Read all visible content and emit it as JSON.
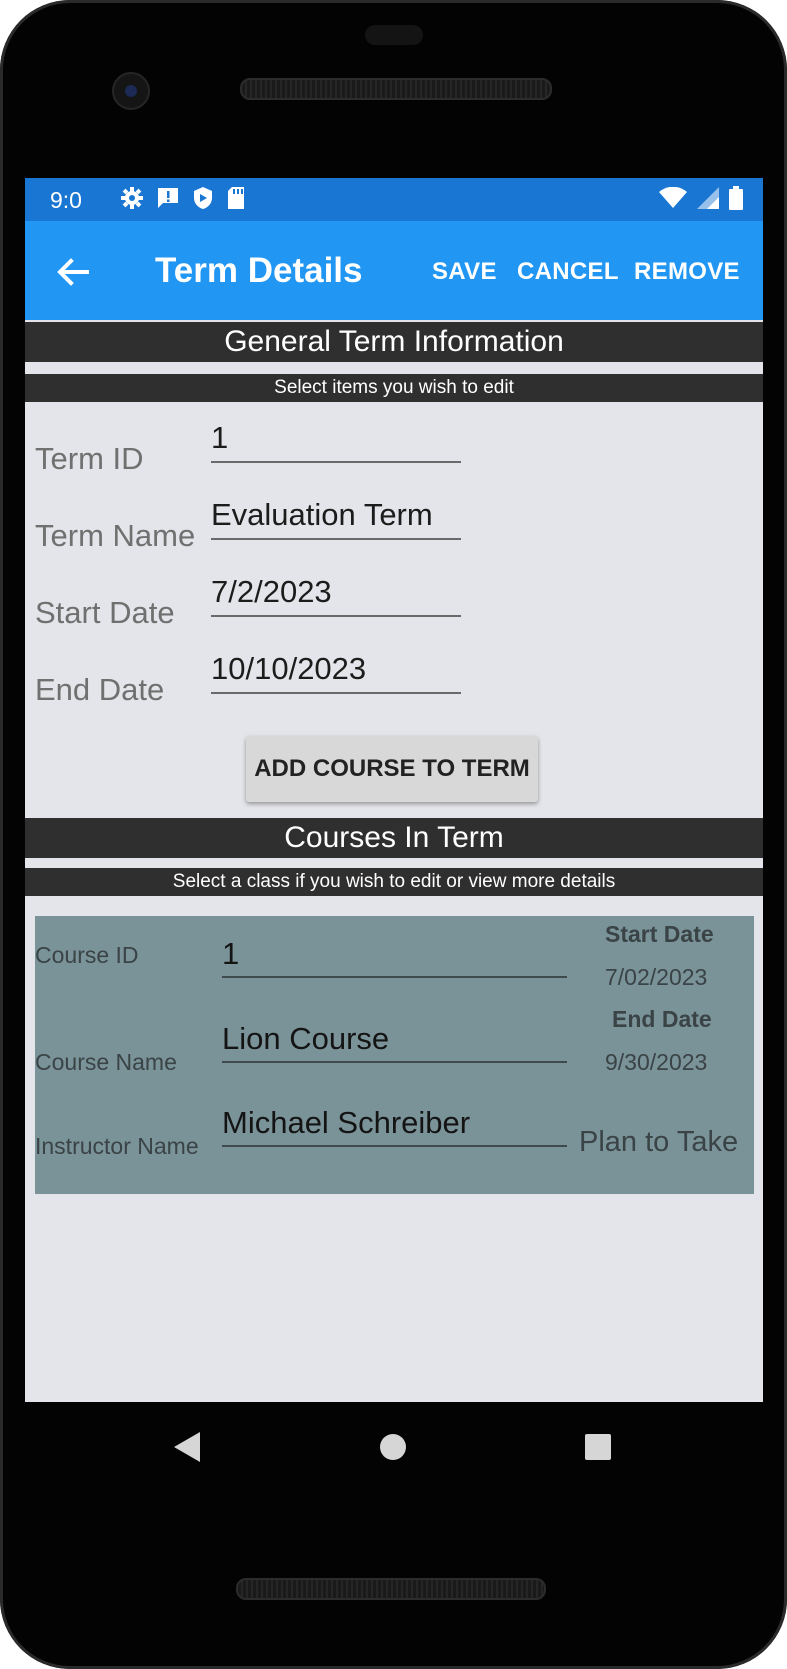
{
  "status_bar": {
    "time": "9:0",
    "left_icons": [
      "gear-icon",
      "alert-icon",
      "shield-icon",
      "sdcard-icon"
    ],
    "right_icons": [
      "wifi-icon",
      "signal-icon",
      "battery-icon"
    ]
  },
  "app_bar": {
    "title": "Term Details",
    "actions": {
      "save": "SAVE",
      "cancel": "CANCEL",
      "remove": "REMOVE"
    },
    "color": "#2196f3"
  },
  "general_section": {
    "title": "General Term Information",
    "subtitle": "Select items you wish to edit",
    "fields": {
      "term_id": {
        "label": "Term ID",
        "value": "1"
      },
      "term_name": {
        "label": "Term Name",
        "value": "Evaluation Term"
      },
      "start_date": {
        "label": "Start Date",
        "value": "7/2/2023"
      },
      "end_date": {
        "label": "End Date",
        "value": "10/10/2023"
      }
    },
    "add_course_button": "ADD COURSE TO TERM"
  },
  "courses_section": {
    "title": "Courses In Term",
    "subtitle": "Select a class if you wish to edit or view more details",
    "courses": [
      {
        "course_id_label": "Course ID",
        "course_id": "1",
        "course_name_label": "Course Name",
        "course_name": "Lion Course",
        "instructor_label": "Instructor Name",
        "instructor": "Michael Schreiber",
        "start_date_label": "Start Date",
        "start_date": "7/02/2023",
        "end_date_label": "End Date",
        "end_date": "9/30/2023",
        "status": "Plan to Take",
        "card_color": "#7a9398"
      }
    ]
  },
  "nav_bar": {
    "buttons": [
      "back-triangle-icon",
      "home-circle-icon",
      "recents-square-icon"
    ]
  }
}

Aim – In the records above, collect each line with "Select".

Reply to the exercise –
    "subtitle": "Select items you wish to edit",
    "subtitle": "Select a class if you wish to edit or view more details",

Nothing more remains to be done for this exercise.